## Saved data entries
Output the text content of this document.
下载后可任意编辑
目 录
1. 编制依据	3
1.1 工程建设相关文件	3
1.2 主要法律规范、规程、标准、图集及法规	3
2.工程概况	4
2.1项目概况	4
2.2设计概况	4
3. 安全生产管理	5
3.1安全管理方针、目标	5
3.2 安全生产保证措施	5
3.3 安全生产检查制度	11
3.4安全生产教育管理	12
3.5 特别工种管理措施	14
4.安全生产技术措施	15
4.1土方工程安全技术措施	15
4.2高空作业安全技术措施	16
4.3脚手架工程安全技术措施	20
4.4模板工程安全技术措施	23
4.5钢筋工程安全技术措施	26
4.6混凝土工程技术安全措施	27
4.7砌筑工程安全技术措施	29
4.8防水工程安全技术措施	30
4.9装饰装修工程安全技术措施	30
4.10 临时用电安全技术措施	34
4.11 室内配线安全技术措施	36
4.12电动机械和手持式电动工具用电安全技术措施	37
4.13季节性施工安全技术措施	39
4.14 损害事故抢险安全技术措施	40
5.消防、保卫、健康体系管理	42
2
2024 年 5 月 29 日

## Aim
Output the full listing without altering anything.

## Complete answer
Output the text content of this document.
下载后可任意编辑
目 录
1. 编制依据	3
1.1 工程建设相关文件	3
1.2 主要法律规范、规程、标准、图集及法规	3
2.工程概况	4
2.1项目概况	4
2.2设计概况	4
3. 安全生产管理	5
3.1安全管理方针、目标	5
3.2 安全生产保证措施	5
3.3 安全生产检查制度	11
3.4安全生产教育管理	12
3.5 特别工种管理措施	14
4.安全生产技术措施	15
4.1土方工程安全技术措施	15
4.2高空作业安全技术措施	16
4.3脚手架工程安全技术措施	20
4.4模板工程安全技术措施	23
4.5钢筋工程安全技术措施	26
4.6混凝土工程技术安全措施	27
4.7砌筑工程安全技术措施	29
4.8防水工程安全技术措施	30
4.9装饰装修工程安全技术措施	30
4.10 临时用电安全技术措施	34
4.11 室内配线安全技术措施	36
4.12电动机械和手持式电动工具用电安全技术措施	37
4.13季节性施工安全技术措施	39
4.14 损害事故抢险安全技术措施	40
5.消防、保卫、健康体系管理	42
2
2024 年 5 月 29 日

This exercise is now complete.